- _LISTING_:

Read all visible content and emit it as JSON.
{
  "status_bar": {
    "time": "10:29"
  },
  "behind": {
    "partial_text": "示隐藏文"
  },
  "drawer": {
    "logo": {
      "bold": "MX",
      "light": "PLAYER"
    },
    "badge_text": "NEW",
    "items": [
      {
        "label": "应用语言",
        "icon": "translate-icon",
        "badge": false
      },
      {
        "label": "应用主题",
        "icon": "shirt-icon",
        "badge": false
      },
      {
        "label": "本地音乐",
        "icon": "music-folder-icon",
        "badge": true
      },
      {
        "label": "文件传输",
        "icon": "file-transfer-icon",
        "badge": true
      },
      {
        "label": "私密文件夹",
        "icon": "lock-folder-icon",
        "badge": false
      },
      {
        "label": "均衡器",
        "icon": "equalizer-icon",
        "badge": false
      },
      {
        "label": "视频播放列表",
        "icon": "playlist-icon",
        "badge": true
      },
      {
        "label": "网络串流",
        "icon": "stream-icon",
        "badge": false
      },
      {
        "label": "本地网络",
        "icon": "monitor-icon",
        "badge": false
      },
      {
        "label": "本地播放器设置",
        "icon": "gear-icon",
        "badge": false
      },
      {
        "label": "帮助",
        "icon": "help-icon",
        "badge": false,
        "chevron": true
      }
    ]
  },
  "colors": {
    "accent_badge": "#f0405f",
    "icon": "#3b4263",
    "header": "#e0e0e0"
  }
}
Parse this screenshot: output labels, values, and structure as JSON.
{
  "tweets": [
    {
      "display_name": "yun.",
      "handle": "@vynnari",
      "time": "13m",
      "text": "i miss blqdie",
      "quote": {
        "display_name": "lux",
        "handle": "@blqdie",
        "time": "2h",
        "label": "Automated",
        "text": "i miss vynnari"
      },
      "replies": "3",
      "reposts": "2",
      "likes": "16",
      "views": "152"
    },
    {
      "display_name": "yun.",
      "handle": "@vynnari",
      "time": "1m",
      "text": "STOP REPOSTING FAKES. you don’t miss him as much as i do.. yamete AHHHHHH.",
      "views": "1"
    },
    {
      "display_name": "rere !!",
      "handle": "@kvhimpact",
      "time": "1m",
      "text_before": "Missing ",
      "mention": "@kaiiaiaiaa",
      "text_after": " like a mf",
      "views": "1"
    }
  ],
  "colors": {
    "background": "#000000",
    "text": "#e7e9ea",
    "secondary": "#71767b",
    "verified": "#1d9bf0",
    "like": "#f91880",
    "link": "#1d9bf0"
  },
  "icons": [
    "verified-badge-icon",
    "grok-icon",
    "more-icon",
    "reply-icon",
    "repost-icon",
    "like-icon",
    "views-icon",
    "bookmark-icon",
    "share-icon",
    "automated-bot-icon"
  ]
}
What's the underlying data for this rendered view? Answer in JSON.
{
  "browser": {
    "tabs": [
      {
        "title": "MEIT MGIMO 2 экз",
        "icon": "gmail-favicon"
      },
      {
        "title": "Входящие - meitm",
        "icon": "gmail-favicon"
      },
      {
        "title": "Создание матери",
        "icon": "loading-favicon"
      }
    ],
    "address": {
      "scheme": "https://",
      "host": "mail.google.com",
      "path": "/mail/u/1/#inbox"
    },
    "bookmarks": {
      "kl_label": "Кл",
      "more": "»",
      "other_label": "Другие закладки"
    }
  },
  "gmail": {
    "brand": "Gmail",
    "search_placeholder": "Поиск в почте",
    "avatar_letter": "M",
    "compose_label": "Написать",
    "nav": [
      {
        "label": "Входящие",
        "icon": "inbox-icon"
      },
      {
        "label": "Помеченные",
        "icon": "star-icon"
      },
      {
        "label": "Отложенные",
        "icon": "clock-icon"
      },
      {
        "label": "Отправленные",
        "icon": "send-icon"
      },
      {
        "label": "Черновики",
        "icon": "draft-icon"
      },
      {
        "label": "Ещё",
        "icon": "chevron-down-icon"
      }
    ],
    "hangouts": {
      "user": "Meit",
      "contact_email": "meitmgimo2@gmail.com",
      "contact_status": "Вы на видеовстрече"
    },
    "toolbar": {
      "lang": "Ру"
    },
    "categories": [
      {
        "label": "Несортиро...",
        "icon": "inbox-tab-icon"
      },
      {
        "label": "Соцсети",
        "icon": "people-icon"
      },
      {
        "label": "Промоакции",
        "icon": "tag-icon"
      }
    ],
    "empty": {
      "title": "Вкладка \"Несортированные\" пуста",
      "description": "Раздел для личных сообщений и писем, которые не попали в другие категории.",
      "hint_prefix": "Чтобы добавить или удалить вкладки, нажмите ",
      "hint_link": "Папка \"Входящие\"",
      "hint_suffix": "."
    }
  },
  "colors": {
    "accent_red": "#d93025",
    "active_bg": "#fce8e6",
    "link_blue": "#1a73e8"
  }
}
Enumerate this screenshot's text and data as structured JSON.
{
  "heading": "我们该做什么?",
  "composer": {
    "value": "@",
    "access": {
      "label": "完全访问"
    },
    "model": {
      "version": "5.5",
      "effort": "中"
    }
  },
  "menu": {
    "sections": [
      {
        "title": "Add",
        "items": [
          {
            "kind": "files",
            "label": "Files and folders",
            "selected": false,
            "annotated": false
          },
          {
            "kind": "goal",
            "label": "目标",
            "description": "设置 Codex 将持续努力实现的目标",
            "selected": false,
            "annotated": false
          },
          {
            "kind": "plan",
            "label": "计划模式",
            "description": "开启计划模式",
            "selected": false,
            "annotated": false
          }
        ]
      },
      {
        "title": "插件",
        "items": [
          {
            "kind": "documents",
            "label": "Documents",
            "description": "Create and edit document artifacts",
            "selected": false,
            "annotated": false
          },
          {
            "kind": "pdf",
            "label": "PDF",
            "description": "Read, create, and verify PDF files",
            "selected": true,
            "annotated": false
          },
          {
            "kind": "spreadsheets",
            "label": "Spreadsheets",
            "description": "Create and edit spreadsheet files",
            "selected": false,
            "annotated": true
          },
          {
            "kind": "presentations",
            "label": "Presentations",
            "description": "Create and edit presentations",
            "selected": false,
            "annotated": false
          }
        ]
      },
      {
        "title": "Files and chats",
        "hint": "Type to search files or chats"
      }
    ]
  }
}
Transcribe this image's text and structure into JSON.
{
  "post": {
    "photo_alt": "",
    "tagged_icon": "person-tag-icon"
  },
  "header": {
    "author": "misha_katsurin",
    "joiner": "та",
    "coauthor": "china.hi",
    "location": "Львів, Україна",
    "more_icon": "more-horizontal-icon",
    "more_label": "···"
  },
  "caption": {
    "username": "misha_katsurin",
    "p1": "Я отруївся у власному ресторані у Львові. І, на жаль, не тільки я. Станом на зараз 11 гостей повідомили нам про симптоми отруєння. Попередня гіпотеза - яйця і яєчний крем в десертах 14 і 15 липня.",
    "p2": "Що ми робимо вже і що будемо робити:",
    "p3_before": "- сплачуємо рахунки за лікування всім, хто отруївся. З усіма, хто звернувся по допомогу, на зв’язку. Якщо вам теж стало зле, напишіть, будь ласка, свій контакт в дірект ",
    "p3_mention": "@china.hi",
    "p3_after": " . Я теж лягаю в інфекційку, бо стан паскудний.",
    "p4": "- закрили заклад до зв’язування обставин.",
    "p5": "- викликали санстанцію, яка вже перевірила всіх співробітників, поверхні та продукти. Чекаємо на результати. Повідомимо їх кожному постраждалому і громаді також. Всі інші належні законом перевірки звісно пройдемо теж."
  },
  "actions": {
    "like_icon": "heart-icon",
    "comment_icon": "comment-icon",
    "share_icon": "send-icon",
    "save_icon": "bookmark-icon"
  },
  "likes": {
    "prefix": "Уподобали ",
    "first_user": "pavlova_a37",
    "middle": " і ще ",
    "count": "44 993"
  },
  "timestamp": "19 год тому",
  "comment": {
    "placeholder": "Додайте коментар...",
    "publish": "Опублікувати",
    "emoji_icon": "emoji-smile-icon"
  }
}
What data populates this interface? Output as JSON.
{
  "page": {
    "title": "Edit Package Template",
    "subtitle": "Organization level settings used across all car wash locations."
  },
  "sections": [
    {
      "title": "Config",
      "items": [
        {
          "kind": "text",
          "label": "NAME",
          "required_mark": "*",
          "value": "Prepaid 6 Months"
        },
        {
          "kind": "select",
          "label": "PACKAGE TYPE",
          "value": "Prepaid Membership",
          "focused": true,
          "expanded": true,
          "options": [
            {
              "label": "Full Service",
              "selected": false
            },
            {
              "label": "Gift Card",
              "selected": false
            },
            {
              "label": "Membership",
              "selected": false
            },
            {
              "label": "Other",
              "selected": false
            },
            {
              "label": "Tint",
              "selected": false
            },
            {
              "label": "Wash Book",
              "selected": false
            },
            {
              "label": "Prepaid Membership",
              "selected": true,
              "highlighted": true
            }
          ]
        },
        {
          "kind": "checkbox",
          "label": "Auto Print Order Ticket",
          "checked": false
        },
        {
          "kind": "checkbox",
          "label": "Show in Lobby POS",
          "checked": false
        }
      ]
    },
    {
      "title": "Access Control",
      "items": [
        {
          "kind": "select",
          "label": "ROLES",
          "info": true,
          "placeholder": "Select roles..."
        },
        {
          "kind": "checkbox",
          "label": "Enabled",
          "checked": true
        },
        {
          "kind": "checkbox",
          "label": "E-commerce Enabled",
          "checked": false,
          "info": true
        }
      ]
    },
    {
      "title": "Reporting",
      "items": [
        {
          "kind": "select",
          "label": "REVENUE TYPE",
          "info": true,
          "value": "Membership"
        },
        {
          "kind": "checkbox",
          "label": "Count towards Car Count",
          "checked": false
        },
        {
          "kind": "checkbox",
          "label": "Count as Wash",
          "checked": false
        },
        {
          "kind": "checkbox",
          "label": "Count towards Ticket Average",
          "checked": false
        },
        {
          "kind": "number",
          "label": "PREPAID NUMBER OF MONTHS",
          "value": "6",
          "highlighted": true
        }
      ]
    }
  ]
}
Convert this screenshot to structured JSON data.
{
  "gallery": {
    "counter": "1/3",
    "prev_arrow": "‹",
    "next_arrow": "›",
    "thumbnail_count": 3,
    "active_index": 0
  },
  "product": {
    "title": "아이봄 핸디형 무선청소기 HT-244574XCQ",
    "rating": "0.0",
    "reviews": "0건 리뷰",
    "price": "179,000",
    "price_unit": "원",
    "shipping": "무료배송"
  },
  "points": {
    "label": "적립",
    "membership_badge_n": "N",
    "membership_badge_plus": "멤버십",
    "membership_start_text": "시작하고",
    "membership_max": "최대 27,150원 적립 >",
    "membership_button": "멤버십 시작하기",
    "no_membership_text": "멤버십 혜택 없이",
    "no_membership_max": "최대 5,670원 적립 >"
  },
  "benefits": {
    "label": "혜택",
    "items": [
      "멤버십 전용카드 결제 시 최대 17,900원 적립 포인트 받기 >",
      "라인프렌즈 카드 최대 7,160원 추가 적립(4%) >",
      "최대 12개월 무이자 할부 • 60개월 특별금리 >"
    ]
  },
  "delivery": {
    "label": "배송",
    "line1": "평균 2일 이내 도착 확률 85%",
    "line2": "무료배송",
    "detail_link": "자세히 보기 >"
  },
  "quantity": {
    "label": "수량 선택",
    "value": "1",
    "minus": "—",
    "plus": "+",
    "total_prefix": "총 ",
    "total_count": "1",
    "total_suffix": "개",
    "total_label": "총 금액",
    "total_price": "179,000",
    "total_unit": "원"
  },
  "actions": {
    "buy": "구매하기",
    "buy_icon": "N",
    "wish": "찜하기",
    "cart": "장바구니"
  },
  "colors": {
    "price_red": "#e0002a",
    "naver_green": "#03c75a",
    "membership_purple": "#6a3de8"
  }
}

- _WRITTEN INSTRUCTION_:
Copy out each line of the records where the string "What" appears.

- _WORKED SOLUTION_:
What's the underlying data for this rendered view? Answer in JSON.
What data populates this interface? Output as JSON.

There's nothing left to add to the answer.